» TASK DESCRIPTION
Find every line in the records below that contains the word "помощью", and copy each such line.
|---|
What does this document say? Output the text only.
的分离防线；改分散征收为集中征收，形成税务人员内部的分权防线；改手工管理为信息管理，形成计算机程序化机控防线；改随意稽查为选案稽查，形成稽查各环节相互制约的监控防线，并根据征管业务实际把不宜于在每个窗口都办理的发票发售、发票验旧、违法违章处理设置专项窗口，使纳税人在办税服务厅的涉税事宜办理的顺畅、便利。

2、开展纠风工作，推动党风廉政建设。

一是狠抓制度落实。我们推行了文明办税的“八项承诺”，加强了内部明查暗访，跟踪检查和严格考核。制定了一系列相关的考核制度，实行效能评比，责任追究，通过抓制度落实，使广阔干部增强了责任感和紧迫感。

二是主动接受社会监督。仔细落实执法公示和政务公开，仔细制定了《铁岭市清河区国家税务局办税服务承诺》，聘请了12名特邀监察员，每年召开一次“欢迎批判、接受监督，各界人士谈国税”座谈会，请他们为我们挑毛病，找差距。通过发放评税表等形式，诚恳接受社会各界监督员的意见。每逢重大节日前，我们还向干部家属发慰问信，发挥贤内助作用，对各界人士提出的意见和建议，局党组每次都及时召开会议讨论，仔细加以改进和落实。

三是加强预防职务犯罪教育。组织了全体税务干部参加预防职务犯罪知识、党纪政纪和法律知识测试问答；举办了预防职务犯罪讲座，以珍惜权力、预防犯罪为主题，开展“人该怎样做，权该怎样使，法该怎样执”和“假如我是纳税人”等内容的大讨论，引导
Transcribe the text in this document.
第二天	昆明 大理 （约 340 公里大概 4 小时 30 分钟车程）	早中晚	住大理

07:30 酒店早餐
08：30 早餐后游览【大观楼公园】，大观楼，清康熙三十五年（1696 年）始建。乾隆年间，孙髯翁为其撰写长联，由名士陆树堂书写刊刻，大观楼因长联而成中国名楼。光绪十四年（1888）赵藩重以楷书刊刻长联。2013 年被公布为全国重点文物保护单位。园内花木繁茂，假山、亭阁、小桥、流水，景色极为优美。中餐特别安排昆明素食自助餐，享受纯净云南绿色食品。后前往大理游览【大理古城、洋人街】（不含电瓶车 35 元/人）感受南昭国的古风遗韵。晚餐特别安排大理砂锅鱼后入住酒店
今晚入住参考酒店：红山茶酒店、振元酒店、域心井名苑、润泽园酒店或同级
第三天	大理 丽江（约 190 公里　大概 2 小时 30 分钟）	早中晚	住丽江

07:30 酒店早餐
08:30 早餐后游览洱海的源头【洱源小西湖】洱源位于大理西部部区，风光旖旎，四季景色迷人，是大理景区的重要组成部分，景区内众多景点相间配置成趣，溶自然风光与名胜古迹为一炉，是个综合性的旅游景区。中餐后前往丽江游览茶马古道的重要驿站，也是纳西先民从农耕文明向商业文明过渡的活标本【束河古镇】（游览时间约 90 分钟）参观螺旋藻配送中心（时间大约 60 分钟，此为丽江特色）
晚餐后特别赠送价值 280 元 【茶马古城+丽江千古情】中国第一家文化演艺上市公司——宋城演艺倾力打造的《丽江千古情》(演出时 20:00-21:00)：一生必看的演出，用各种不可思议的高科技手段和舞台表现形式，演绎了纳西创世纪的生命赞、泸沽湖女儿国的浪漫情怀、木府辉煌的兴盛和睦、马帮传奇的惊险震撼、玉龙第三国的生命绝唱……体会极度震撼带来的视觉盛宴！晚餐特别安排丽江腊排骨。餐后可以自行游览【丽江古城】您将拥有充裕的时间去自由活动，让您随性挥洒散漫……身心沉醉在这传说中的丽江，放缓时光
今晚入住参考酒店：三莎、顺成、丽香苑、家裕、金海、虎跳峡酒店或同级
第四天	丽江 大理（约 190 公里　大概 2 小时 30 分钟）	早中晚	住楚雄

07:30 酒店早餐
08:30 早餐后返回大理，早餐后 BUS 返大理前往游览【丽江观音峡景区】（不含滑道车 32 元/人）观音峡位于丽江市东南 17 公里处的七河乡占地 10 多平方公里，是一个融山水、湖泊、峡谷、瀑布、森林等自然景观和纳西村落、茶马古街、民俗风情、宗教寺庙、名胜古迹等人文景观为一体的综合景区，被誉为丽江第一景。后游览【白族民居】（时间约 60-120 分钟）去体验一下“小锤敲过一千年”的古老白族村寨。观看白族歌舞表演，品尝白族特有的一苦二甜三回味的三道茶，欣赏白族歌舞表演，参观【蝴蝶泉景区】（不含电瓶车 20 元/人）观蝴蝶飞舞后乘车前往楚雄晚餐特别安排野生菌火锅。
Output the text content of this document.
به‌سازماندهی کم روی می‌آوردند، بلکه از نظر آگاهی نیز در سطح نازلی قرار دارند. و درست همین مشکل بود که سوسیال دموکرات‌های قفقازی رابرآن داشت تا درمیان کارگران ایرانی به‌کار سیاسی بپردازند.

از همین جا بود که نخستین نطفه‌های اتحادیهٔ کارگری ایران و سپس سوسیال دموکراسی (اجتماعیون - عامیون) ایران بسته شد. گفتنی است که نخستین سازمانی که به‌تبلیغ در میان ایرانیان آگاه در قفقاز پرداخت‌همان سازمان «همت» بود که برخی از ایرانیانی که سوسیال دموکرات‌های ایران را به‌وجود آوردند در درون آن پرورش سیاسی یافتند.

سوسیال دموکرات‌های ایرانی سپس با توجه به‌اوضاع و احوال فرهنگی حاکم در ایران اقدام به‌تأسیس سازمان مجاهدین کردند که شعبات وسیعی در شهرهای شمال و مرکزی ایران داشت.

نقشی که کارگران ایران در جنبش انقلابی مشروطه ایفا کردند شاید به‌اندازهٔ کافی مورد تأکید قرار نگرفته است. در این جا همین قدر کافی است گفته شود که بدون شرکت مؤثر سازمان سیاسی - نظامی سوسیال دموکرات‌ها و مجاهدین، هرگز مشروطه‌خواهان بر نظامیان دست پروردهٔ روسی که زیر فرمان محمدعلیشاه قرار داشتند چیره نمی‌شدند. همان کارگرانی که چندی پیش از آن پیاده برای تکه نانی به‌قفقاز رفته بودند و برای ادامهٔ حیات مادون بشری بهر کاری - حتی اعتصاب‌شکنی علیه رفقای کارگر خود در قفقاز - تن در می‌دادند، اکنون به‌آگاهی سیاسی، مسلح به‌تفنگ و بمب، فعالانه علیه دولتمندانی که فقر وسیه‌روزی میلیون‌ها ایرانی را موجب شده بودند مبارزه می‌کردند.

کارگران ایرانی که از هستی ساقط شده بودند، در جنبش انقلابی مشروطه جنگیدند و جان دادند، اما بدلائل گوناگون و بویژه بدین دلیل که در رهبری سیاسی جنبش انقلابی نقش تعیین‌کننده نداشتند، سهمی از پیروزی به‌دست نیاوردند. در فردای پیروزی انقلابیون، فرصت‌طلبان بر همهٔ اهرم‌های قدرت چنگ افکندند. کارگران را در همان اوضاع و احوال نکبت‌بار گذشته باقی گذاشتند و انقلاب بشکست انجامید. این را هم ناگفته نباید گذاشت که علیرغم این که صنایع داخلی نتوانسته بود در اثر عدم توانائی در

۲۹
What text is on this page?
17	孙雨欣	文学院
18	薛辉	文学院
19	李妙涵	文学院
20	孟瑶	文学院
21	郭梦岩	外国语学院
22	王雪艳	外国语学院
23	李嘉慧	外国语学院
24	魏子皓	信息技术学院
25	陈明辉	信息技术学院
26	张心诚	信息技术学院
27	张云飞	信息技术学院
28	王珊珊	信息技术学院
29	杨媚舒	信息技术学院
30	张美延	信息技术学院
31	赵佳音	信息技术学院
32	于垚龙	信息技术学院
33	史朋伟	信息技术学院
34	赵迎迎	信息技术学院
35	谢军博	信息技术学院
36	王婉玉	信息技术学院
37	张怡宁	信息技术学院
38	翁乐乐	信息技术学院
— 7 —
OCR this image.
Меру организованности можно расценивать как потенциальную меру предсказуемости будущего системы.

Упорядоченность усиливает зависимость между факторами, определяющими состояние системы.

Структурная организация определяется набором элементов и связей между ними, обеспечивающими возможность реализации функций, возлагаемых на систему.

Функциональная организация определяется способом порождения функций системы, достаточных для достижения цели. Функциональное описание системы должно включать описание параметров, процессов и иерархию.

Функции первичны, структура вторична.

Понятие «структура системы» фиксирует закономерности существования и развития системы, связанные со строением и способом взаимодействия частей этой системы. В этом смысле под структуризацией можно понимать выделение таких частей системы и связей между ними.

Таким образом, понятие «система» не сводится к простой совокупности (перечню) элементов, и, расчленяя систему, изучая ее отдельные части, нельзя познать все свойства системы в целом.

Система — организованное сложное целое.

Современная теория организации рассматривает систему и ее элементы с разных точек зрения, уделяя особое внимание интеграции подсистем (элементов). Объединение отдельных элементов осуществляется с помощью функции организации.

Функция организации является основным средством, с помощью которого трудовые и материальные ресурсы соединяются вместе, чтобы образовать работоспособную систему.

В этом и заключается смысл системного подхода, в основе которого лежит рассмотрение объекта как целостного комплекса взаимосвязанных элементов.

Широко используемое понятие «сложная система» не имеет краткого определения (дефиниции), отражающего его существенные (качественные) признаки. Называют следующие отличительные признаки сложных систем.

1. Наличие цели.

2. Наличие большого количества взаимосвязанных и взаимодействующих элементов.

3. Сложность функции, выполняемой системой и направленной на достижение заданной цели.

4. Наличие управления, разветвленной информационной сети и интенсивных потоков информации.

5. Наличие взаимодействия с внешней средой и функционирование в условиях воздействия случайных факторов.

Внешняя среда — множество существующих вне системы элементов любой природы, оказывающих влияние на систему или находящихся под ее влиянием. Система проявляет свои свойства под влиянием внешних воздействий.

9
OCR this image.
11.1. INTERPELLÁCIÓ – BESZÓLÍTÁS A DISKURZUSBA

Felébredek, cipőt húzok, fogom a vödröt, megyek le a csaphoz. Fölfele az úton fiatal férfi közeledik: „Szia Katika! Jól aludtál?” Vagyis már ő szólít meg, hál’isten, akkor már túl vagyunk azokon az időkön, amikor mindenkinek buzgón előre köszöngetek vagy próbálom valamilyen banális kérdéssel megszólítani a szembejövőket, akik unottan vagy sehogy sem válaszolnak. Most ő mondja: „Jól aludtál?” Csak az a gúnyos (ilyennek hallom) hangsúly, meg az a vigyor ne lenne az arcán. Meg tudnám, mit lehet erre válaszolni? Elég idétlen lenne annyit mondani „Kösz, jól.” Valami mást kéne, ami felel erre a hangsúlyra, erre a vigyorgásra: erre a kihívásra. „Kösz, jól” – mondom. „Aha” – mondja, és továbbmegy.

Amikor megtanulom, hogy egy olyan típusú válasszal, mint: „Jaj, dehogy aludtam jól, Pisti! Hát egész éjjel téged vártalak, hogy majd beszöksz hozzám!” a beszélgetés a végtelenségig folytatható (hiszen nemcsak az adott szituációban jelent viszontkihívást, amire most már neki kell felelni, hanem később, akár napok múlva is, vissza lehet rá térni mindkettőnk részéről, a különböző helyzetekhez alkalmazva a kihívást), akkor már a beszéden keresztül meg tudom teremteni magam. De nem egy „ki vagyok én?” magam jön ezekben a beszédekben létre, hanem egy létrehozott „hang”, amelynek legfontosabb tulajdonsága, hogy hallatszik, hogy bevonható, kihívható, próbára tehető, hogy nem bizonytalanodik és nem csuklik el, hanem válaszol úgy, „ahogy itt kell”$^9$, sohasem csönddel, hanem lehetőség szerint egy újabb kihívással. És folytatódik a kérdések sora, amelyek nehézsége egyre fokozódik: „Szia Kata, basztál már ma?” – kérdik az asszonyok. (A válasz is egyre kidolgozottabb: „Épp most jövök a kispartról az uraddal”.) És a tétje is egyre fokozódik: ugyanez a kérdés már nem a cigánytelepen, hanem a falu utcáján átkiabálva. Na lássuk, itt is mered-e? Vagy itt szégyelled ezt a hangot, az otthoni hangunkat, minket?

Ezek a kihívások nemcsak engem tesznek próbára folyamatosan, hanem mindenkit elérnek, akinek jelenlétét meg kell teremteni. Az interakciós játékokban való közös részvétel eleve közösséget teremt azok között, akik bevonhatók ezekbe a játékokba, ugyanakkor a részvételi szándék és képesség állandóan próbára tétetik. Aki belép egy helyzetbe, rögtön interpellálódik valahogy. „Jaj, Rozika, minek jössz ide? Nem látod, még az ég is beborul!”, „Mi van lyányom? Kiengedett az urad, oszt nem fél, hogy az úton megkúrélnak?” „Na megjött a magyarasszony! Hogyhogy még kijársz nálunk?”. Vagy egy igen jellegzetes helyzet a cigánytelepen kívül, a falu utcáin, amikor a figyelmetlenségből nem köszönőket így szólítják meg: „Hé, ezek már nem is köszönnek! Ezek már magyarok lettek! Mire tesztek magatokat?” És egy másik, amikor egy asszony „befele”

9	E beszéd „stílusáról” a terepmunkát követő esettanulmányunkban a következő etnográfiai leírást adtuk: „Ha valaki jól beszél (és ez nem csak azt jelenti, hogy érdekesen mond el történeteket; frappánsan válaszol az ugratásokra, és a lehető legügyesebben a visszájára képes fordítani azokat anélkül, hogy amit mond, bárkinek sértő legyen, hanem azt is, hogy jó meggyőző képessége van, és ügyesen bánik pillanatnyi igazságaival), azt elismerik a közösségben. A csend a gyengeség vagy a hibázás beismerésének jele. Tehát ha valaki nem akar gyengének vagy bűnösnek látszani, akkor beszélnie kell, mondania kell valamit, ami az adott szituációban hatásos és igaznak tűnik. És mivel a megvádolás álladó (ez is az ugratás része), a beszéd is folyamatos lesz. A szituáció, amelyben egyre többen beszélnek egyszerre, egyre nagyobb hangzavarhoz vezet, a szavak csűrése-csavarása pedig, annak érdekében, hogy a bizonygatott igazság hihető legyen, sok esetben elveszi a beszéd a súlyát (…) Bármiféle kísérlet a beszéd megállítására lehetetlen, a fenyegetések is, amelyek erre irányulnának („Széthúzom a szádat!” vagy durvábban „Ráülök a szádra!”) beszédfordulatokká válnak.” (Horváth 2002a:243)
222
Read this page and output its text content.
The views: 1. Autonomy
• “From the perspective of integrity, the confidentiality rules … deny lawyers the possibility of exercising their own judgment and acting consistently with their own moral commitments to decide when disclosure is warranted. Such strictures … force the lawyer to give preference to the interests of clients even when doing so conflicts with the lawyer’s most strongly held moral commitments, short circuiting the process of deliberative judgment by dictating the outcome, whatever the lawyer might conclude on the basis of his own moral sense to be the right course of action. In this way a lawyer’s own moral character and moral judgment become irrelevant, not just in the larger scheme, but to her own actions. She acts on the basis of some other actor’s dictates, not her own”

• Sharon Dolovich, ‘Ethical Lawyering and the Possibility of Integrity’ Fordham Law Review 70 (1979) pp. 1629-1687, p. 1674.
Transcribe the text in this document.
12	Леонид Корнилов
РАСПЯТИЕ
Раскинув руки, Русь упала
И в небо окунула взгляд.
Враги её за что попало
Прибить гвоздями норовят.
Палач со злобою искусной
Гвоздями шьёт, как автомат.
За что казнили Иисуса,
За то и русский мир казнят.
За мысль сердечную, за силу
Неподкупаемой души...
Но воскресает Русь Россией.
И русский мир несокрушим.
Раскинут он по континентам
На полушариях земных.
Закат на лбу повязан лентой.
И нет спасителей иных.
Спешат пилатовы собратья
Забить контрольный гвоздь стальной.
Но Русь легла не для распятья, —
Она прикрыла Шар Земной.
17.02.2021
|---|
» FINISHED EXERCISE
Современная теория организации рассматривает систему и ее элементы с разных точек зрения, уделяя особое внимание интеграции подсистем (элементов). Объединение отдельных элементов осуществляется с помощью функции организации.
Функция организации является основным средством, с помощью которого трудовые и материальные ресурсы соединяются вместе, чтобы образовать работоспособную систему.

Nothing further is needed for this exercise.